(WRITTEN PROBLEM): Using the material below, copy every line where "document" appears.

(SUPPLIED ENTRIES):
····················

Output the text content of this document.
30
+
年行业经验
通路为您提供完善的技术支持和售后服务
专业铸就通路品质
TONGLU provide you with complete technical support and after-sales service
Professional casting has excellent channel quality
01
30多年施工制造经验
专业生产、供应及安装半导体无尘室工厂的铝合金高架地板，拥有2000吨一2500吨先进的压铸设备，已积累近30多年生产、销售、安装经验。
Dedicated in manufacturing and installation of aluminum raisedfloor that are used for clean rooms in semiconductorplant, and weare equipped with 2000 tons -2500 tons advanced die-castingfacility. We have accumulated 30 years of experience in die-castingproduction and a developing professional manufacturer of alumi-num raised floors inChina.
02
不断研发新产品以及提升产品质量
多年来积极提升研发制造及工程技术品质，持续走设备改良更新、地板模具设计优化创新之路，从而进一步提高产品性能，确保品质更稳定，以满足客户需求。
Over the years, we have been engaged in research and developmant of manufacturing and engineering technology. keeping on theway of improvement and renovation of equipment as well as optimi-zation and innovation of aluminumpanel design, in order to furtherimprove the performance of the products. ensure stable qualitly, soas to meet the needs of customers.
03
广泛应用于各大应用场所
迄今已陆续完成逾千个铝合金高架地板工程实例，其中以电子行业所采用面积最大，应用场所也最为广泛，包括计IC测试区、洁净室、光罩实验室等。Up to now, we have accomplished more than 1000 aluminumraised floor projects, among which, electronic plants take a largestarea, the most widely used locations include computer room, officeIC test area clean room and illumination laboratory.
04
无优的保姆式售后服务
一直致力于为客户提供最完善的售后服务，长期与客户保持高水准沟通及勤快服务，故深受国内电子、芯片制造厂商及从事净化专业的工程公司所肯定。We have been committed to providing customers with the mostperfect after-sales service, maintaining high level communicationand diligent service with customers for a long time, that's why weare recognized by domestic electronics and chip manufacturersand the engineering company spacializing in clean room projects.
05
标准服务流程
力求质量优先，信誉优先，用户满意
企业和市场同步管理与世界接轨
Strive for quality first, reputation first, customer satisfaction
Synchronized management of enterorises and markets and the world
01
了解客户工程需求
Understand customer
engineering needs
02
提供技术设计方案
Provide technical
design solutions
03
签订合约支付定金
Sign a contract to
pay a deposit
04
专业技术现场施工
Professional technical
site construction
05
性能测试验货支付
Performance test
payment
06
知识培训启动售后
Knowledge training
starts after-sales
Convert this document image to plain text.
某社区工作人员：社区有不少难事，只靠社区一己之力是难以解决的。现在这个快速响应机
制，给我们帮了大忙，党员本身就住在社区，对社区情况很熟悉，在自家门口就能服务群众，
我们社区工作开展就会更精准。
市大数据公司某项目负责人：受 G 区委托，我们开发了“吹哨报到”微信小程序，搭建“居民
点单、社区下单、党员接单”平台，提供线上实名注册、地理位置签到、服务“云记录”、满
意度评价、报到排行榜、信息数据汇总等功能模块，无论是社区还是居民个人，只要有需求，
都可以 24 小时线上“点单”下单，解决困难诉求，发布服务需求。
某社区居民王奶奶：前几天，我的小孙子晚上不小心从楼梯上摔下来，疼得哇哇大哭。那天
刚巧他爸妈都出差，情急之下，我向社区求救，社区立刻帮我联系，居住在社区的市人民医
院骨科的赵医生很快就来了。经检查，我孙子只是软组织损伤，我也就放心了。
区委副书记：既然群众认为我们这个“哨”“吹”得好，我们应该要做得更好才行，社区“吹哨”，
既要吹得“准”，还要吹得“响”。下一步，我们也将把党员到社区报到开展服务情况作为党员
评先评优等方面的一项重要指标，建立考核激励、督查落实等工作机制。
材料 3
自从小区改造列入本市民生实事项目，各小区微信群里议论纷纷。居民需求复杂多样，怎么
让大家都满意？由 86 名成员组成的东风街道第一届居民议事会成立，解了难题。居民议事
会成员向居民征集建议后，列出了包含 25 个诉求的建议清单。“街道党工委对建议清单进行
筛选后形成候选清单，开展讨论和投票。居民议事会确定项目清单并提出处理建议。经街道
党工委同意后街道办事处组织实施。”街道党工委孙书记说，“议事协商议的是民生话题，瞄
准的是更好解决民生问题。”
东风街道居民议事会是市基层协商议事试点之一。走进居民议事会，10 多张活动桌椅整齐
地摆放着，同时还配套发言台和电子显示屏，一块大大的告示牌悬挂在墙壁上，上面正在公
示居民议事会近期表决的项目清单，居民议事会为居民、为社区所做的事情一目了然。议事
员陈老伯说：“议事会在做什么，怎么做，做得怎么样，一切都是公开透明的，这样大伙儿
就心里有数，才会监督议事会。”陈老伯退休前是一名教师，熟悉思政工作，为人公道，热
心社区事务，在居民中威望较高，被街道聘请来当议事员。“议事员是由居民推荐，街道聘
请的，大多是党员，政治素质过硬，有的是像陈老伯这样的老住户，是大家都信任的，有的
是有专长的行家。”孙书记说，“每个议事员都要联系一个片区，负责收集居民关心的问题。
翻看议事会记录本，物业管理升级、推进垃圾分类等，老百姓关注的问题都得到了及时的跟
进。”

····················

(FULL ANSWER):
Output the text content of this document.
Convert this document image to plain text.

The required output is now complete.